### Belge

========

Öne Çıkanlar Türkonfed Arçelik Üretim Koordinatörü Alp Karahasanoğlu Hilal Ünalmış TÜSİAD Sıçrama Yapan Şirketler GİRAY DUDA

“Şirketler dijital dönüşüme veri analitiğinden başlayabilir”

GİRAY DUDA

Dijital dönüşüm iş dünyasının, kamunun sürekli olarak konuşup tartıştığı çok önemli bir aşama. Dijitalleşmenin şirketlerimize, topluma ne tür faydalar sağlayacağını, ayrıntılarıyla, İstanbul Teknik Üniversitesi Endüstri Mühendisliği Bölümü Başkanı Prof. Dr. Alp Üstündağ ile konuştuk.

- Siz İstanbul Teknik Üniversitesi Endüstri Mühendisliği Bölüm Başkanısınız ve ayrıca İTÜ içindeki bir teknokentte akademisyen arkadaşlarınızla birlikte kurduğunuz işyerinde faaliyet gösteriyorsunuz. Burada nasıl çalışmalar yapıyorsunuz?

- Endüstri 4.0’ın temel teknolojilerinin geliştirilmesi ile ilgili çalışmalar yapıyoruz burada. Yaptığımız iş daha çok veri analitiği. Ayrıca dijital dönüşüm kapsamındaki temel teknolojilerle beraber karar destek sistemlerinin geliştirilmesine olanak sağlıyoruz. Bununla ilgili ürünler geliştiriyoruz.

Örnek verecek olursak, karar destek sistemleri ve veri analitiği kullanarak, optimizasyon gibi, simülasyon gibi matematiksel modellemenin temelinde yer aldığı makine öğrenmesi, yapay zeka teknikleri temelinde yer alan karar verme araçları geliştirerek şirketlerin süreçlerini kolaylaştırıyoruz. Karmaşık problemleri, insan beyninin ya da zekâsının çözemediği temel bazı problemleri, Matematiksel kurgu ve modelleri geliştirerek çözecek yazılımları hazırlıyoruz. Hazırladığımız yazılımlar daha sonra onların sistemlerine entegre ediliyor. İsterseniz yaptığımız çalışmalara örnekler vereyim.

========

### Görev girdisi
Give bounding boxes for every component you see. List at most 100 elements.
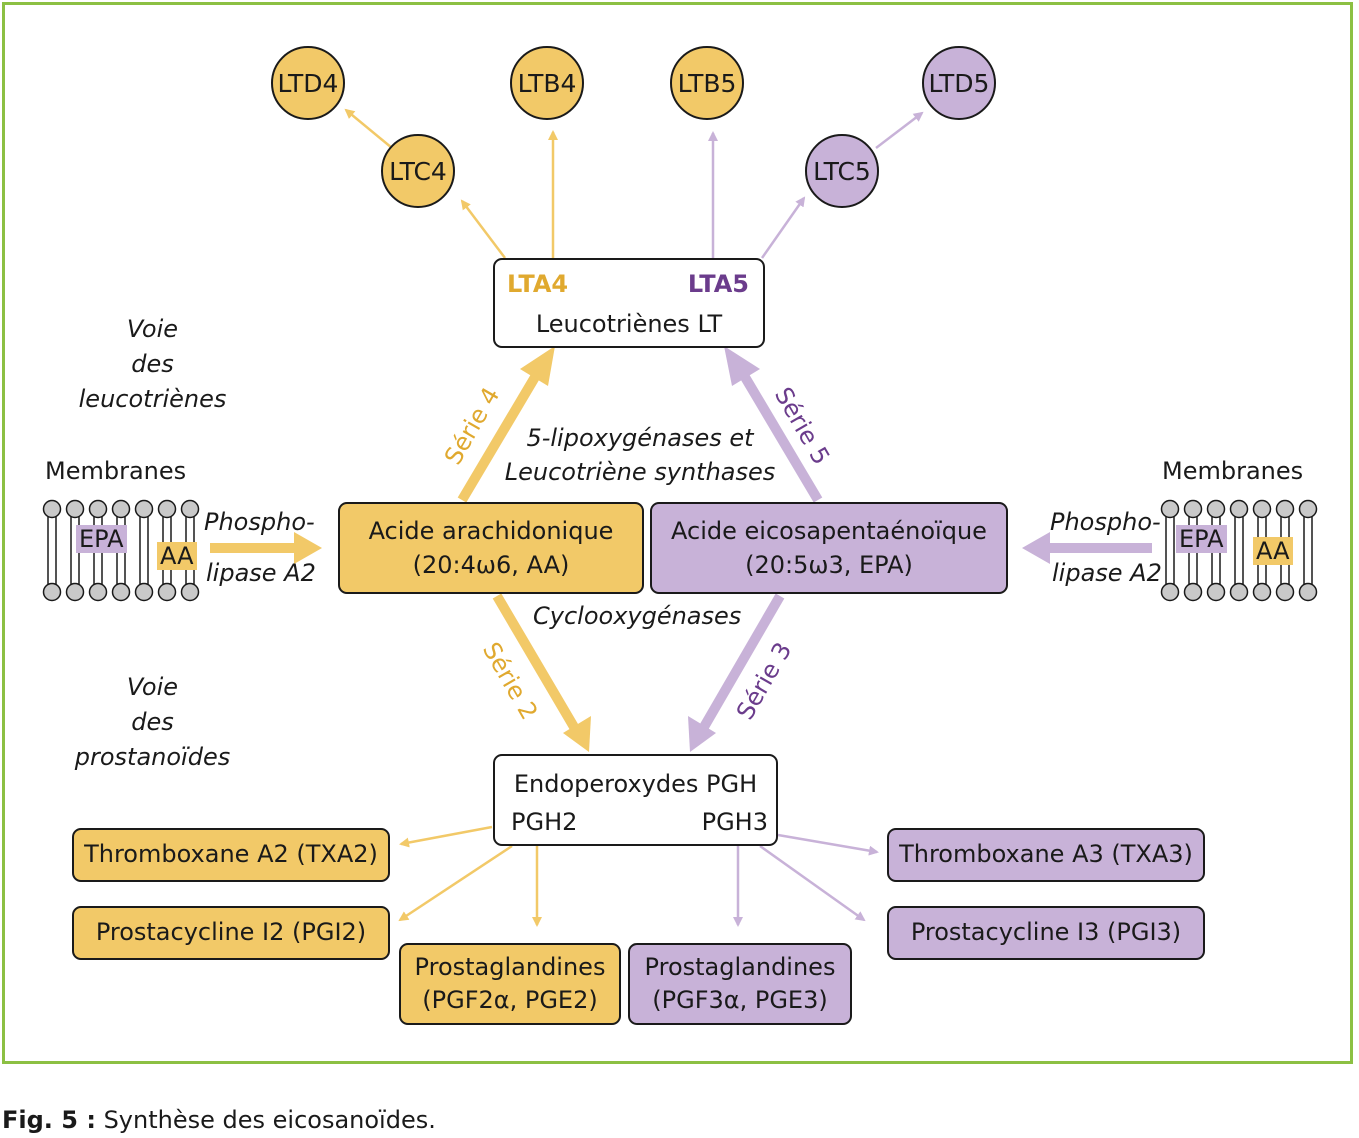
lipid-head [42, 582, 62, 602]
figure-frame [2, 2, 1353, 1064]
right-membrane-aa-tag: AA [1253, 537, 1293, 565]
left-phospholipase-line1: Phospho- [204, 508, 315, 536]
arrow-pgh-to-txa2 [399, 825, 493, 848]
caption-text: Synthèse des eicosanoïdes. [95, 1106, 436, 1134]
ltb4-circle: LTB4 [510, 46, 584, 120]
thromboxane-a2-box: Thromboxane A2 (TXA2) [72, 828, 390, 882]
eicosapentaenoic-acid-box: Acide eicosapentaénoïque (20:5ω3, EPA) [650, 502, 1008, 594]
lta5-label: LTA5 [687, 270, 749, 298]
lipoxygenase-label: 5-lipoxygénases et Leucotriène synthases [500, 421, 780, 489]
membrane-right-icon [1160, 499, 1318, 602]
arrow-serie-3 [699, 593, 785, 730]
prostaglandins-series2-box: Prostaglandines (PGF2α, PGE2) [399, 943, 621, 1025]
prostanoid-label-line1: Voie [126, 673, 179, 701]
lipid-head [1160, 499, 1180, 519]
thromboxane-a3-box: Thromboxane A3 (TXA3) [887, 828, 1205, 882]
pgh3-label: PGH3 [701, 808, 768, 836]
arrowhead-serie-5 [724, 346, 760, 386]
lipid-head [1275, 499, 1295, 519]
arrow-lta-to-ltc5 [760, 196, 806, 259]
lipid-head [1252, 499, 1272, 519]
caption-label: Fig. 5 : [2, 1106, 96, 1134]
left-membrane-epa-tag: EPA [76, 525, 127, 553]
leukotriene-pathway-label: Voie des leucotriènes [60, 312, 245, 417]
right-membrane-title: Membranes [1162, 457, 1304, 485]
lipid-head [134, 582, 154, 602]
arrow-serie-5 [737, 369, 823, 503]
lipid-head [1183, 582, 1203, 602]
lipid-head [1229, 499, 1249, 519]
lipoxygenase-line1: 5-lipoxygénases et [526, 424, 754, 452]
arrow-serie-2 [492, 593, 579, 730]
left-membrane-aa-tag: AA [157, 542, 197, 570]
right-membrane-epa-tag: EPA [1176, 525, 1227, 553]
lipid-head [1206, 499, 1226, 519]
prostanoid-pathway-label: Voie des prostanoïdes [60, 670, 245, 775]
ltb5-circle: LTB5 [670, 46, 744, 120]
ltc5-circle: LTC5 [805, 134, 879, 208]
ltc4-circle: LTC4 [381, 134, 455, 208]
arrow-ltc5-to-ltd5 [875, 111, 924, 149]
lipid-head [1206, 582, 1226, 602]
lipid-head [180, 582, 200, 602]
lipoxygenase-line2: Leucotriène synthases [504, 458, 776, 486]
leukotriene-label-line2: des [131, 350, 174, 378]
arrowhead-serie-2 [563, 716, 591, 752]
pg2-line1: Prostaglandines [414, 953, 606, 981]
lipid-head [65, 582, 85, 602]
left-phospholipase-line2: lipase A2 [206, 559, 316, 587]
arrowhead-serie-4 [520, 346, 555, 386]
lipid-head [157, 582, 177, 602]
lipid-head [180, 499, 200, 519]
arrowhead-phospholipase-right [1022, 532, 1050, 564]
arrow-pgh-to-pgi2 [398, 844, 513, 922]
pgh-title: Endoperoxydes PGH [513, 770, 758, 798]
arrowhead-serie-3 [688, 716, 716, 752]
arrow-serie-4 [457, 369, 543, 503]
lipid-head [111, 582, 131, 602]
pgh2-label: PGH2 [511, 808, 578, 836]
lipid-head [1298, 499, 1318, 519]
arrow-pgh-to-txa3 [777, 833, 879, 856]
right-phospholipase-line1: Phospho- [1050, 508, 1161, 536]
lta4-label: LTA4 [507, 270, 569, 298]
figure-caption: Fig. 5 : Synthèse des eicosanoïdes. [2, 1106, 436, 1134]
ltd4-circle: LTD4 [271, 46, 345, 120]
eicosapentaenoic-acid-formula: (20:5ω3, EPA) [745, 551, 913, 579]
lipid-head [42, 499, 62, 519]
arachidonic-acid-formula: (20:4ω6, AA) [412, 551, 570, 579]
lipid-head [1229, 582, 1249, 602]
pg3-line2: (PGF3α, PGE3) [652, 986, 828, 1014]
lipid-head [1275, 582, 1295, 602]
cyclooxygenase-label: Cyclooxygénases [533, 602, 742, 630]
leukotrienes-box: LTA4 LTA5 Leucotriènes LT [493, 258, 765, 348]
arachidonic-acid-box: Acide arachidonique (20:4ω6, AA) [338, 502, 644, 594]
right-phospholipase-line2: lipase A2 [1052, 559, 1162, 587]
arrow-pgh-to-pgi3 [759, 844, 866, 922]
endoperoxides-pgh-box: Endoperoxydes PGH PGH2 PGH3 [493, 754, 778, 846]
pg2-line2: (PGF2α, PGE2) [422, 986, 598, 1014]
lipid-head [157, 499, 177, 519]
ltd5-circle: LTD5 [922, 46, 996, 120]
pg3-line1: Prostaglandines [644, 953, 836, 981]
prostanoid-label-line2: des [131, 708, 174, 736]
arrowhead-phospholipase-left [294, 532, 322, 564]
prostacycline-i3-box: Prostacycline I3 (PGI3) [887, 906, 1205, 960]
leukotriene-label-line1: Voie [126, 315, 179, 343]
arrow-lta-to-ltc4 [460, 199, 506, 259]
left-membrane-title: Membranes [45, 457, 187, 485]
lipid-head [1252, 582, 1272, 602]
leukotriene-label-line3: leucotriènes [78, 385, 227, 413]
prostanoid-label-line3: prostanoïdes [74, 743, 231, 771]
lipid-head [65, 499, 85, 519]
lipid-head [88, 582, 108, 602]
eicosapentaenoic-acid-name: Acide eicosapentaénoïque [671, 517, 987, 545]
leukotrienes-title: Leucotriènes LT [535, 310, 723, 338]
membrane-left-icon [42, 499, 200, 602]
arrow-ltc4-to-ltd4 [344, 108, 393, 149]
lipid-head [134, 499, 154, 519]
lipid-head [1160, 582, 1180, 602]
lipid-head [1298, 582, 1318, 602]
prostaglandins-series3-box: Prostaglandines (PGF3α, PGE3) [628, 943, 852, 1025]
lipid-head [88, 499, 108, 519]
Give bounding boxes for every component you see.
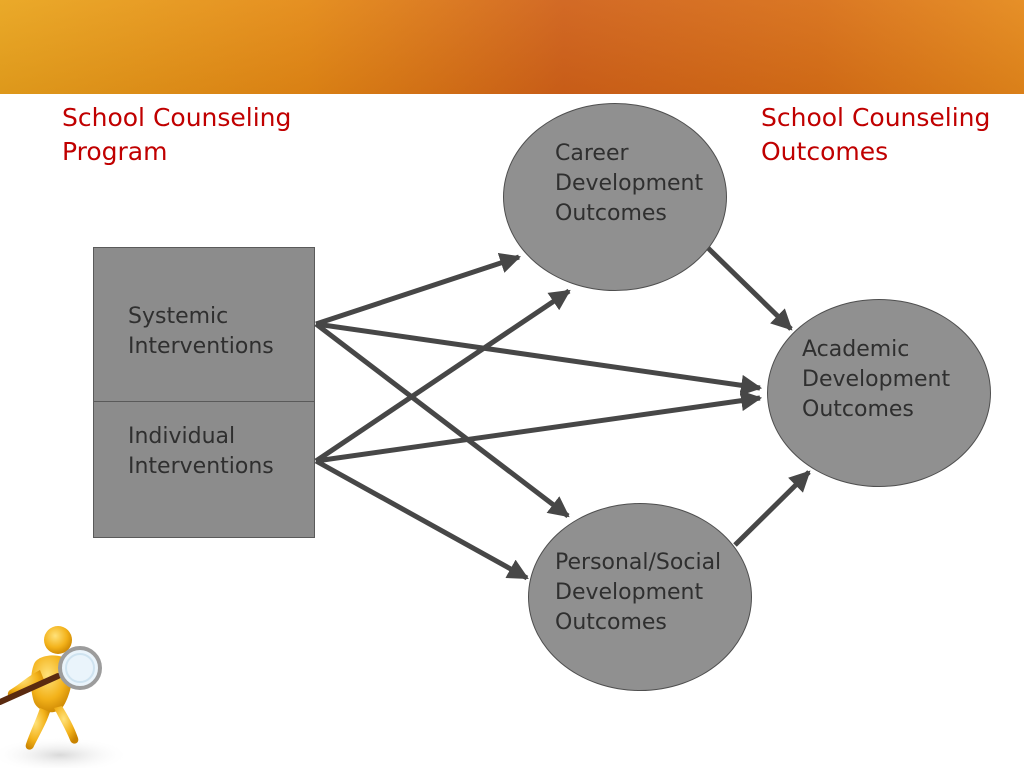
systemic-interventions-label: Systemic Interventions — [128, 302, 274, 362]
individual-label-line-2: Interventions — [128, 454, 274, 479]
arrow-systemic-to-career — [315, 252, 521, 327]
systemic-label-line-2: Interventions — [128, 334, 274, 359]
academic-label-line-2: Development — [802, 367, 951, 392]
academic-label-line-1: Academic — [802, 337, 910, 362]
systemic-label-line-1: Systemic — [128, 304, 229, 329]
arrow-systemic-to-academic — [315, 321, 763, 396]
program-heading-line-1: School Counseling — [62, 103, 292, 132]
arrow-individual-to-career — [314, 288, 571, 464]
personal-social-label-line-1: Personal/Social — [555, 550, 722, 575]
arrow-personal-social-to-academic — [733, 470, 811, 547]
academic-outcomes-label: Academic Development Outcomes — [802, 335, 950, 425]
career-outcomes-node — [503, 103, 727, 291]
magnifier-figure-icon — [0, 626, 130, 768]
outcomes-heading-line-2: Outcomes — [761, 137, 889, 166]
program-heading: School Counseling Program — [62, 101, 291, 169]
personal-social-outcomes-label: Personal/Social Development Outcomes — [555, 548, 721, 638]
academic-outcomes-node — [767, 299, 991, 487]
career-label-line-1: Career — [555, 141, 629, 166]
arrow-systemic-to-personal-social — [314, 322, 570, 518]
personal-social-outcomes-node — [528, 503, 752, 691]
outcomes-heading: School Counseling Outcomes — [761, 101, 990, 169]
program-heading-line-2: Program — [62, 137, 168, 166]
individual-label-line-1: Individual — [128, 424, 236, 449]
arrow-individual-to-academic — [315, 390, 763, 464]
academic-label-line-3: Outcomes — [802, 397, 914, 422]
arrow-career-to-academic — [706, 246, 793, 331]
personal-social-label-line-3: Outcomes — [555, 610, 667, 635]
outcomes-heading-line-1: School Counseling — [761, 103, 991, 132]
header-banner — [0, 0, 1024, 94]
individual-interventions-label: Individual Interventions — [128, 422, 274, 482]
career-label-line-3: Outcomes — [555, 201, 667, 226]
individual-interventions-box: Individual Interventions — [93, 401, 315, 538]
arrow-individual-to-personal-social — [314, 458, 529, 581]
career-label-line-2: Development — [555, 171, 704, 196]
career-outcomes-label: Career Development Outcomes — [555, 139, 703, 229]
personal-social-label-line-2: Development — [555, 580, 704, 605]
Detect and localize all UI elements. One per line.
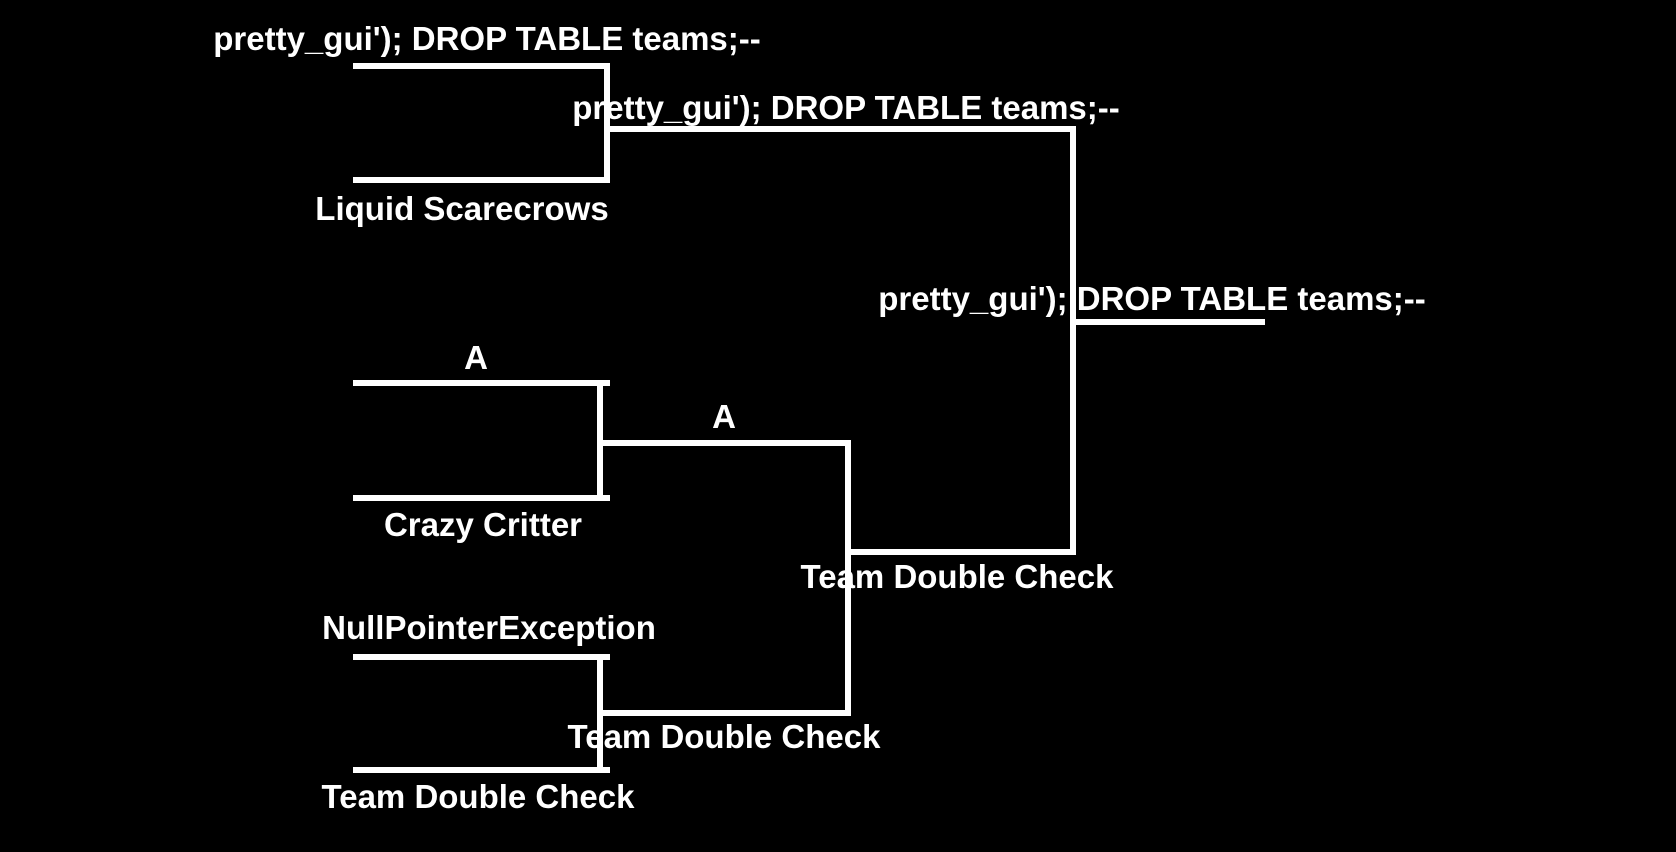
team-label-match2-bottom: Crazy Critter <box>383 506 583 543</box>
champion-line <box>1070 319 1265 325</box>
round2-connector <box>845 440 851 716</box>
match1-top-line <box>353 63 610 69</box>
team-label-round2-bottom: Team Double Check <box>567 718 881 755</box>
team-label-match2-top: A <box>464 339 488 376</box>
team-label-match1-top: pretty_gui'); DROP TABLE teams;-- <box>213 20 761 57</box>
team-label-round2-top: A <box>712 398 736 435</box>
team-label-match3-top: NullPointerException <box>322 609 656 646</box>
match1-winner-line <box>604 126 1076 132</box>
match2-top-line <box>353 380 610 386</box>
team-label-champion: pretty_gui'); DROP TABLE teams;-- <box>878 280 1426 317</box>
final-connector <box>1070 126 1076 555</box>
match2-bottom-line <box>353 495 610 501</box>
team-label-match1-bottom: Liquid Scarecrows <box>315 190 609 227</box>
match1-bottom-line <box>353 177 610 183</box>
match2-winner-line <box>597 440 851 446</box>
round2-winner-line <box>845 549 1076 555</box>
match3-bottom-line <box>353 767 610 773</box>
team-label-final-bottom: Team Double Check <box>800 558 1114 595</box>
team-label-final-top: pretty_gui'); DROP TABLE teams;-- <box>572 89 1120 126</box>
team-label-match3-bottom: Team Double Check <box>321 778 635 815</box>
match3-top-line <box>353 654 610 660</box>
match3-winner-line <box>597 710 851 716</box>
match1-connector <box>604 63 610 183</box>
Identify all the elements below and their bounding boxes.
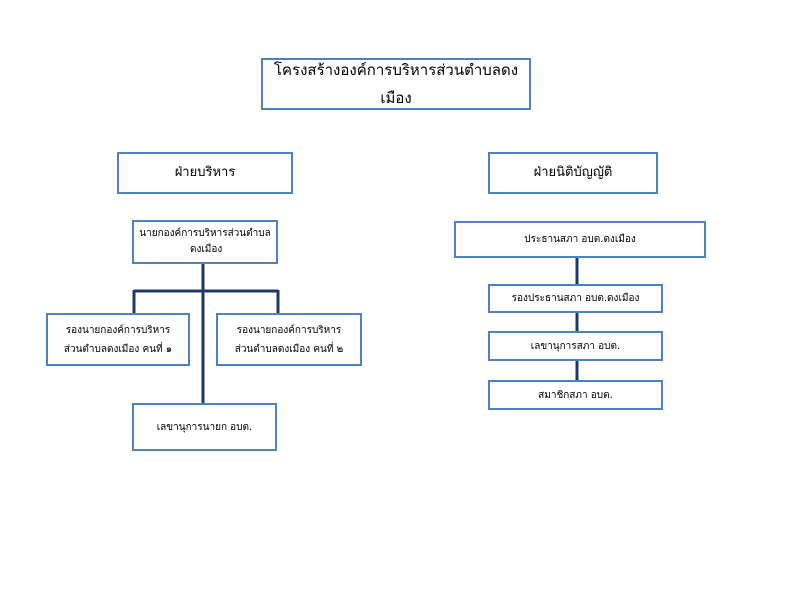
council-members-box: สมาชิกสภา อบต. <box>488 380 663 410</box>
org-chart-title: โครงสร้างองค์การบริหารส่วนตำบลดงเมือง <box>261 58 531 110</box>
mayor-secretary-text: เลขานุการนายก อบต. <box>156 421 253 433</box>
council-vice-chair-text: รองประธานสภา อบต.ดงเมือง <box>511 293 640 304</box>
deputy-mayor-2-line1: รองนายกองค์การบริหาร <box>236 324 342 336</box>
mayor-box: นายกองค์การบริหารส่วนตำบล ดงเมือง <box>132 220 278 264</box>
council-vice-chair-box: รองประธานสภา อบต.ดงเมือง <box>488 284 663 313</box>
deputy-mayor-1-line1: รองนายกองค์การบริหาร <box>65 324 171 336</box>
council-secretary-box: เลขานุการสภา อบต. <box>488 331 663 361</box>
council-secretary-text: เลขานุการสภา อบต. <box>530 340 621 352</box>
mayor-secretary-box: เลขานุการนายก อบต. <box>132 403 277 451</box>
deputy-mayor-1-box: รองนายกองค์การบริหาร ส่วนตำบลดงเมือง คนท… <box>46 313 190 366</box>
org-chart-title-text: โครงสร้างองค์การบริหารส่วนตำบลดงเมือง <box>273 60 519 108</box>
legislative-branch-header: ฝ่ายนิติบัญญัติ <box>488 152 658 194</box>
legislative-branch-header-text: ฝ่ายนิติบัญญัติ <box>533 164 613 180</box>
executive-branch-header: ฝ่ายบริหาร <box>117 152 293 194</box>
council-chair-box: ประธานสภา อบต.ดงเมือง <box>454 221 706 258</box>
council-chair-text: ประธานสภา อบต.ดงเมือง <box>524 234 636 245</box>
council-members-text: สมาชิกสภา อบต. <box>538 389 613 401</box>
deputy-mayor-2-box: รองนายกองค์การบริหาร ส่วนตำบลดงเมือง คนท… <box>216 313 362 366</box>
mayor-line1: นายกองค์การบริหารส่วนตำบล <box>139 228 271 239</box>
mayor-line2: ดงเมือง <box>190 244 223 255</box>
deputy-mayor-1-line2: ส่วนตำบลดงเมือง คนที่ ๑ <box>63 343 173 355</box>
executive-branch-header-text: ฝ่ายบริหาร <box>174 164 236 180</box>
deputy-mayor-2-line2: ส่วนตำบลดงเมือง คนที่ ๒ <box>234 343 344 355</box>
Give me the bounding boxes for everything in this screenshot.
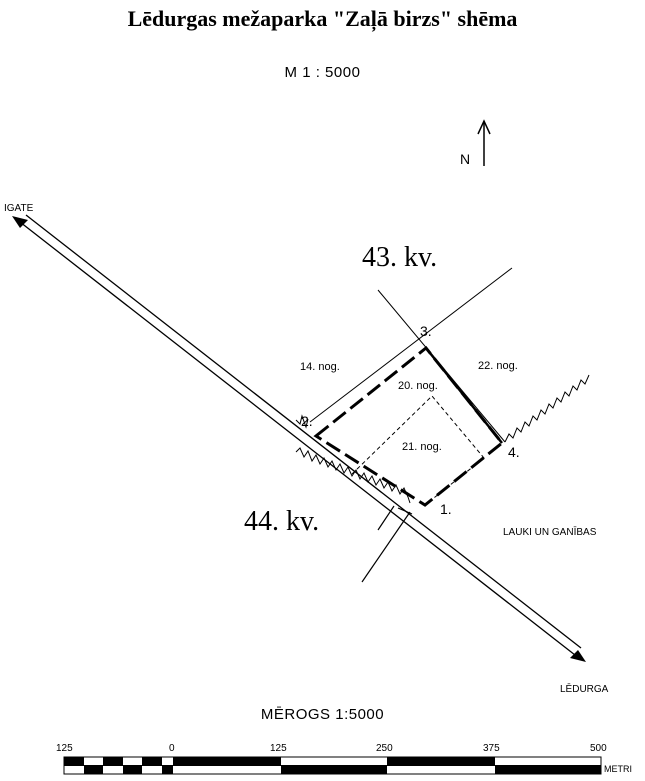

========

### Alıştırma yönergeleri
**A)** Kayıtlarda "School" dizesini içeren satırları sayın ve yalnızca sayıyı yazın; büyük-küçük harf ayrımı dikkate alınır.
**B)** Dijital dönüşüm söyleşisini kaldığı yerden devam ettirin.
Dijital dönüşüm söyleşisi ile kayıtlar birbirinden ayrı malzemelerdir.

### Cevap anahtarı
**A)** 4

**B)**
KARMAŞIK ROTALARA GÖRE FİYATLAMA

Son dönemde yaptığımız çalışmalar arasında, Borusan lojistik'in Eta diye bir şirketi ile yaptığımız çalışmayı anlatayım. Eta spot karayolu taşımacılığında aracılık yapan bir lojistik şirketi. Uber’in kamyoncu versiyonu gibi düşünün. Kamyoncularla büyük firmalar arasında bir platform oluşturmuşlar. Bizden dinamik online bir fiyatlama sistemi istediler. Biz de anlık olarak tekliflerin girildiği zamanda, o tekliflere bağlı olarak nereye ne taşınacağı gibi çok sayıda değişkeni esas alarak, buradaki değişkenleri kullanarak kamyoncu fiyat tahminini yapıyoruz. Yani ne kadar fiyata ben bu kamyonu bulabilirimi hesaplıyoruz. Sonra onun üzerine müşterinin risk profilini ekliyoruz. Müşterinin risk profiline bağlı olarak da nihai müşteri fiyatını oluşturuyoruz. Bu bir dinamik fiyatlama projesi. Oradaki sistemi biz hazırladık. Temel ekonometrik teknikleri yanı sıra makine öğrenmesi tekniklerini bir arada kullanarak onların ana sistemlerine entegre ettik. Böylece insanı mümkün olduğu kadar devreden çıkarıp anlık olarak fiyat üretebilir hale getirdik

GECELERİ KENDİSİNİ GÜNCELLİYOR

- Yani birisi onlara bir mal taşıtmak istediğinde sisteme giriyor. Şöyle malı, şu kadar zamanda şuraya taşımak istiyor. Bu değişkenleri ve rotayı da göz önüne alarak hesaplama yapıyor.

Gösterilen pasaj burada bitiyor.